**Written request**
Below are the records; reproduce all of them exactly but without any images.

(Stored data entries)

|---|

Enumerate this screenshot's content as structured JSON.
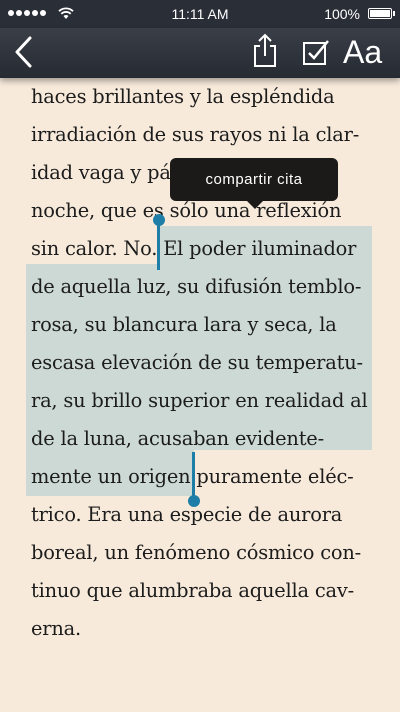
{
  "status_bar": {
    "time": "11:11 AM",
    "battery_percent": "100%",
    "battery_level": 1.0,
    "signal_bars": 5,
    "icons": [
      "signal-dots-icon",
      "wifi-icon",
      "battery-icon"
    ]
  },
  "toolbar": {
    "font_label": "Aa",
    "icons": [
      "back-chevron-icon",
      "share-icon",
      "checkbox-icon"
    ]
  },
  "tooltip": {
    "label": "compartir cita"
  },
  "reader": {
    "lines": [
      "haces brillantes y la espléndida",
      "irradiación de sus rayos ni la clar-",
      "idad vaga y pálida de la luna, a",
      "noche, que es sólo una reflexión",
      "sin calor. No. El poder iluminador",
      "de aquella luz, su difusión temblo-",
      "rosa, su blancura lara y seca, la",
      "escasa elevación de su temperatu-",
      "ra, su brillo superior en realidad al",
      "de la luna, acusaban evidente-",
      "mente un origen puramente eléc-",
      "trico. Era una especie de aurora",
      "boreal, un fenómeno cósmico con-",
      "tinuo que alumbraba aquella cav-",
      "erna."
    ]
  },
  "colors": {
    "page_background": "#f7eadb",
    "toolbar": "#2f333b",
    "selection": "#cdd9d4",
    "handle": "#1f7ea8",
    "tooltip": "#1b1a18"
  }
}
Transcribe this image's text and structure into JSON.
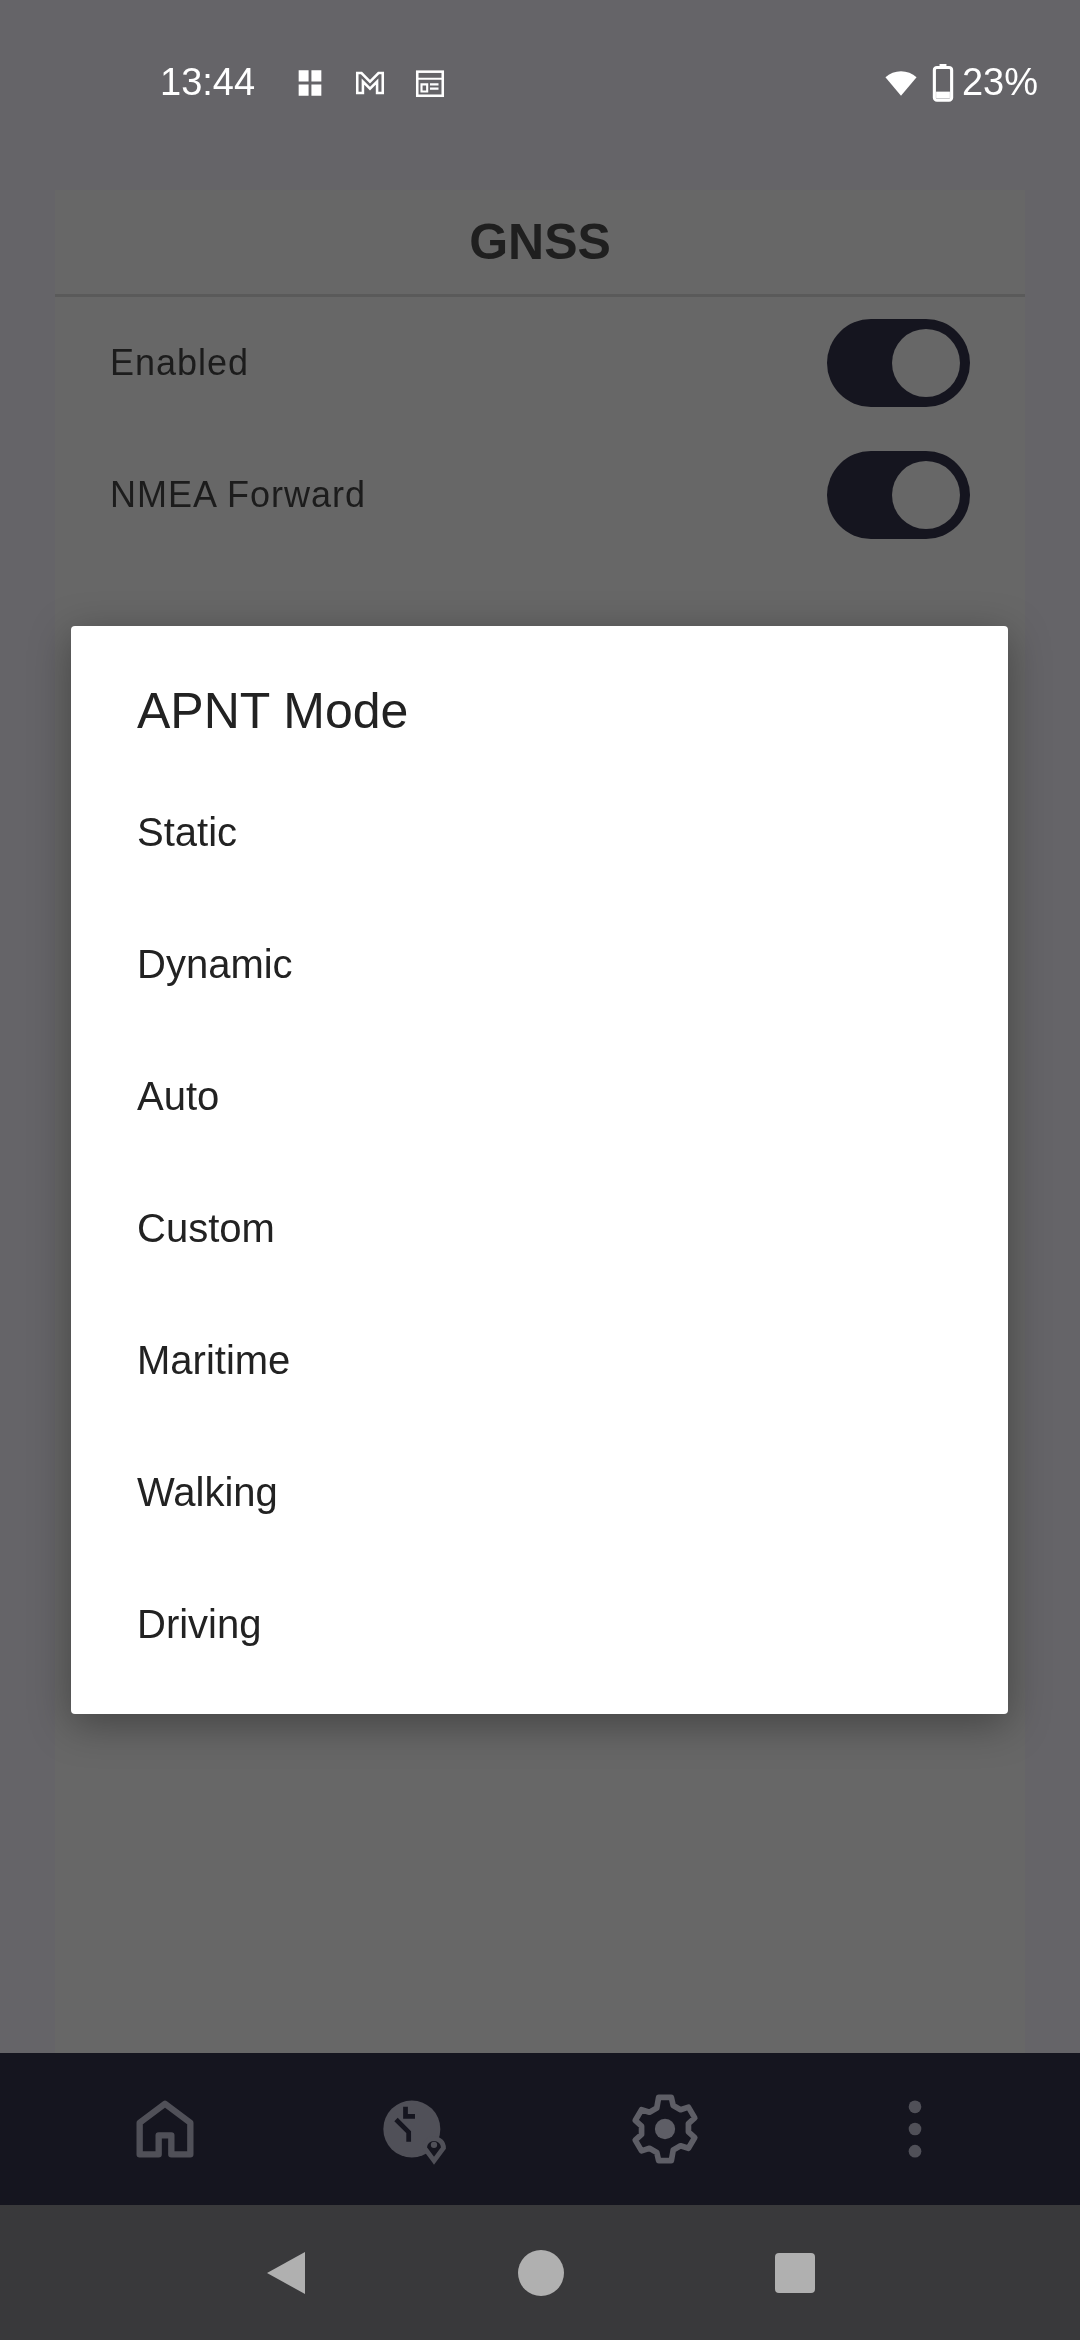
{
  "status_bar": {
    "time": "13:44",
    "battery": "23%"
  },
  "card": {
    "title": "GNSS",
    "rows": [
      {
        "kind": "toggle",
        "label": "Enabled",
        "on": true
      },
      {
        "kind": "toggle",
        "label": "NMEA Forward",
        "on": true
      }
    ]
  },
  "dialog": {
    "title": "APNT Mode",
    "options": [
      "Static",
      "Dynamic",
      "Auto",
      "Custom",
      "Maritime",
      "Walking",
      "Driving"
    ]
  }
}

|---|

**Answer to the problem**
Enumerate this screenshot's content as structured JSON.
{
  "status_bar": {
    "time": "11:11 AM",
    "battery_percent": "100%",
    "battery_level": 1.0,
    "signal_bars": 5,
    "icons": [
      "signal-dots-icon",
      "wifi-icon",
      "battery-icon"
    ]
  },
  "toolbar": {
    "font_label": "Aa",
    "icons": [
      "back-chevron-icon",
      "share-icon",
      "checkbox-icon"
    ]
  },
  "tooltip": {
    "label": "compartir cita"
  },
  "reader": {
    "lines": [
      "haces brillantes y la espléndida",
      "irradiación de sus rayos ni la clar-",
      "idad vaga y pálida de la luna, a",
      "noche, que es sólo una reflexión",
      "sin calor. No. El poder iluminador",
      "de aquella luz, su difusión temblo-",
      "rosa, su blancura lara y seca, la",
      "escasa elevación de su temperatu-",
      "ra, su brillo superior en realidad al",
      "de la luna, acusaban evidente-",
      "mente un origen puramente eléc-",
      "trico. Era una especie de aurora",
      "boreal, un fenómeno cósmico con-",
      "tinuo que alumbraba aquella cav-",
      "erna."
    ]
  },
  "colors": {
    "page_background": "#f7eadb",
    "toolbar": "#2f333b",
    "selection": "#cdd9d4",
    "handle": "#1f7ea8",
    "tooltip": "#1b1a18"
  }
}
Transcribe this image's text and structure into JSON.
{
  "status_bar": {
    "time": "13:44",
    "battery": "23%"
  },
  "card": {
    "title": "GNSS",
    "rows": [
      {
        "kind": "toggle",
        "label": "Enabled",
        "on": true
      },
      {
        "kind": "toggle",
        "label": "NMEA Forward",
        "on": true
      }
    ]
  },
  "dialog": {
    "title": "APNT Mode",
    "options": [
      "Static",
      "Dynamic",
      "Auto",
      "Custom",
      "Maritime",
      "Walking",
      "Driving"
    ]
  }
}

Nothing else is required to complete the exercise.